#### RECORDS FOR THE TASK ####
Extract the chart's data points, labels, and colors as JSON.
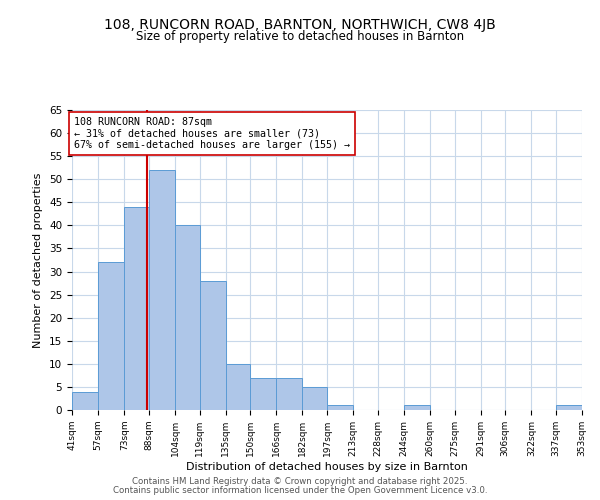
{
  "title": "108, RUNCORN ROAD, BARNTON, NORTHWICH, CW8 4JB",
  "subtitle": "Size of property relative to detached houses in Barnton",
  "xlabel": "Distribution of detached houses by size in Barnton",
  "ylabel": "Number of detached properties",
  "bin_edges": [
    41,
    57,
    73,
    88,
    104,
    119,
    135,
    150,
    166,
    182,
    197,
    213,
    228,
    244,
    260,
    275,
    291,
    306,
    322,
    337,
    353
  ],
  "counts": [
    4,
    32,
    44,
    52,
    40,
    28,
    10,
    7,
    7,
    5,
    1,
    0,
    0,
    1,
    0,
    0,
    0,
    0,
    0,
    1
  ],
  "bar_color": "#aec6e8",
  "bar_edgecolor": "#5b9bd5",
  "property_line_x": 87,
  "property_line_color": "#cc0000",
  "annotation_text": "108 RUNCORN ROAD: 87sqm\n← 31% of detached houses are smaller (73)\n67% of semi-detached houses are larger (155) →",
  "annotation_box_edgecolor": "#cc0000",
  "annotation_box_facecolor": "#ffffff",
  "ylim": [
    0,
    65
  ],
  "yticks": [
    0,
    5,
    10,
    15,
    20,
    25,
    30,
    35,
    40,
    45,
    50,
    55,
    60,
    65
  ],
  "tick_labels": [
    "41sqm",
    "57sqm",
    "73sqm",
    "88sqm",
    "104sqm",
    "119sqm",
    "135sqm",
    "150sqm",
    "166sqm",
    "182sqm",
    "197sqm",
    "213sqm",
    "228sqm",
    "244sqm",
    "260sqm",
    "275sqm",
    "291sqm",
    "306sqm",
    "322sqm",
    "337sqm",
    "353sqm"
  ],
  "footer_line1": "Contains HM Land Registry data © Crown copyright and database right 2025.",
  "footer_line2": "Contains public sector information licensed under the Open Government Licence v3.0.",
  "background_color": "#ffffff",
  "grid_color": "#c8d8ea"
}
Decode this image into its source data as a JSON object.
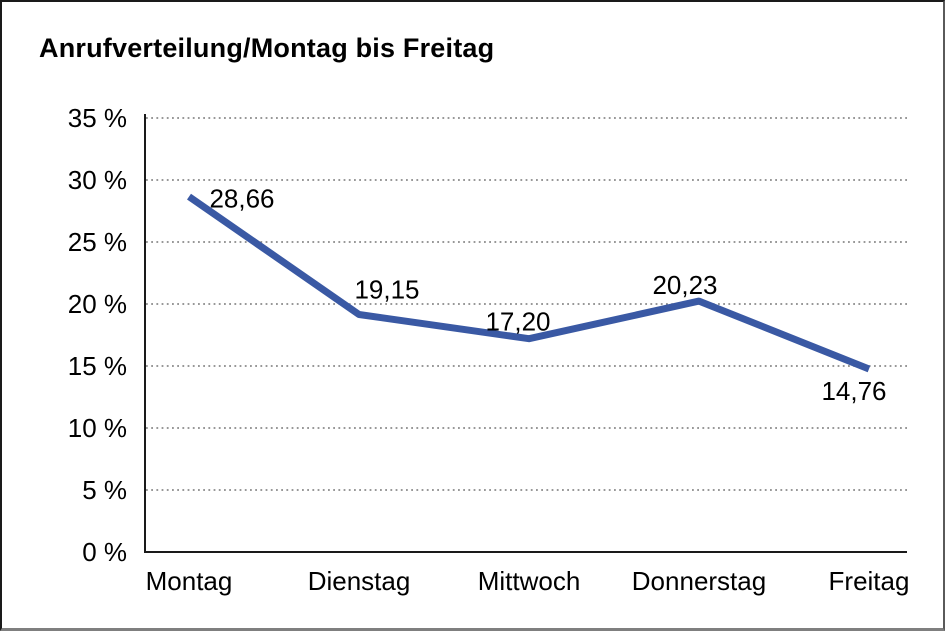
{
  "window": {
    "background": "#ffffff",
    "frame_border_color": "#4d4d4d"
  },
  "chart_data": {
    "type": "line",
    "title": "Anrufverteilung/Montag bis Freitag",
    "categories": [
      "Montag",
      "Dienstag",
      "Mittwoch",
      "Donnerstag",
      "Freitag"
    ],
    "series": [
      {
        "name": "Anrufverteilung",
        "values": [
          28.66,
          19.15,
          17.2,
          20.23,
          14.76
        ]
      }
    ],
    "value_labels": [
      "28,66",
      "19,15",
      "17,20",
      "20,23",
      "14,76"
    ],
    "xlabel": "",
    "ylabel": "",
    "ylim": [
      0,
      35
    ],
    "ytick_step": 5,
    "ytick_labels": [
      "0 %",
      "5 %",
      "10 %",
      "15 %",
      "20 %",
      "25 %",
      "30 %",
      "35 %"
    ],
    "grid": "horizontal-dotted",
    "legend": "none",
    "colors": {
      "line": "#3a59a4",
      "axis": "#1a1a1a",
      "gridline": "#767676",
      "text": "#000000"
    }
  }
}
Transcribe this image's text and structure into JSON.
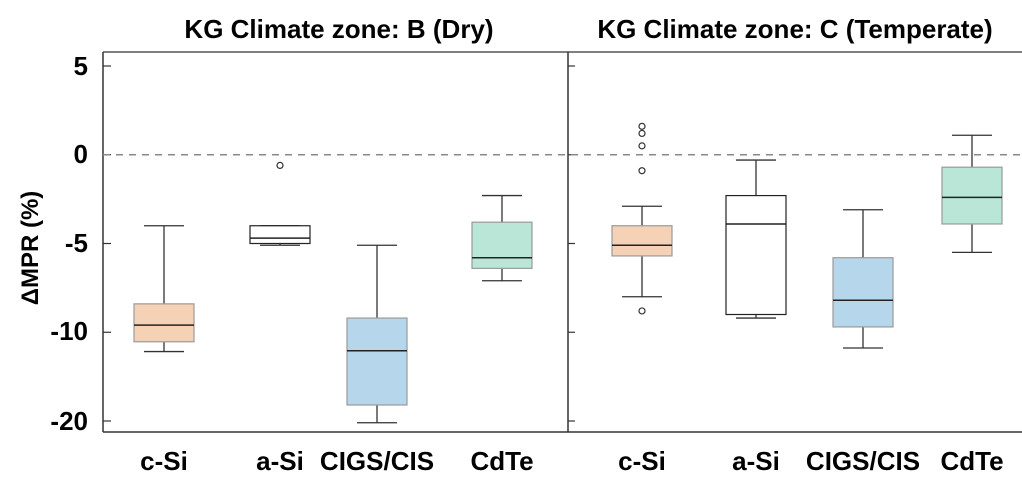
####
**GIVEN REQUEST**
Repeat the records above exactly, omitting every picture.

**ANSWER FOR THIS EXERCISE**
Extract the chart's data points, labels, and colors as JSON.
{
  "title": "108, RUNCORN ROAD, BARNTON, NORTHWICH, CW8 4JB",
  "subtitle": "Size of property relative to detached houses in Barnton",
  "xlabel": "Distribution of detached houses by size in Barnton",
  "ylabel": "Number of detached properties",
  "bin_edges": [
    41,
    57,
    73,
    88,
    104,
    119,
    135,
    150,
    166,
    182,
    197,
    213,
    228,
    244,
    260,
    275,
    291,
    306,
    322,
    337,
    353
  ],
  "counts": [
    4,
    32,
    44,
    52,
    40,
    28,
    10,
    7,
    7,
    5,
    1,
    0,
    0,
    1,
    0,
    0,
    0,
    0,
    0,
    1
  ],
  "bar_color": "#aec6e8",
  "bar_edgecolor": "#5b9bd5",
  "property_line_x": 87,
  "property_line_color": "#cc0000",
  "annotation_text": "108 RUNCORN ROAD: 87sqm\n← 31% of detached houses are smaller (73)\n67% of semi-detached houses are larger (155) →",
  "annotation_box_edgecolor": "#cc0000",
  "annotation_box_facecolor": "#ffffff",
  "ylim": [
    0,
    65
  ],
  "yticks": [
    0,
    5,
    10,
    15,
    20,
    25,
    30,
    35,
    40,
    45,
    50,
    55,
    60,
    65
  ],
  "tick_labels": [
    "41sqm",
    "57sqm",
    "73sqm",
    "88sqm",
    "104sqm",
    "119sqm",
    "135sqm",
    "150sqm",
    "166sqm",
    "182sqm",
    "197sqm",
    "213sqm",
    "228sqm",
    "244sqm",
    "260sqm",
    "275sqm",
    "291sqm",
    "306sqm",
    "322sqm",
    "337sqm",
    "353sqm"
  ],
  "footer_line1": "Contains HM Land Registry data © Crown copyright and database right 2025.",
  "footer_line2": "Contains public sector information licensed under the Open Government Licence v3.0.",
  "background_color": "#ffffff",
  "grid_color": "#c8d8ea"
}
Decode this image into its source data as a JSON object.
{
  "window": {
    "background": "#ffffff",
    "frame_border_color": "#4d4d4d"
  },
  "chart_data": {
    "type": "line",
    "title": "Anrufverteilung/Montag bis Freitag",
    "categories": [
      "Montag",
      "Dienstag",
      "Mittwoch",
      "Donnerstag",
      "Freitag"
    ],
    "series": [
      {
        "name": "Anrufverteilung",
        "values": [
          28.66,
          19.15,
          17.2,
          20.23,
          14.76
        ]
      }
    ],
    "value_labels": [
      "28,66",
      "19,15",
      "17,20",
      "20,23",
      "14,76"
    ],
    "xlabel": "",
    "ylabel": "",
    "ylim": [
      0,
      35
    ],
    "ytick_step": 5,
    "ytick_labels": [
      "0 %",
      "5 %",
      "10 %",
      "15 %",
      "20 %",
      "25 %",
      "30 %",
      "35 %"
    ],
    "grid": "horizontal-dotted",
    "legend": "none",
    "colors": {
      "line": "#3a59a4",
      "axis": "#1a1a1a",
      "gridline": "#767676",
      "text": "#000000"
    }
  }
}
Transcribe this image's text and structure into JSON.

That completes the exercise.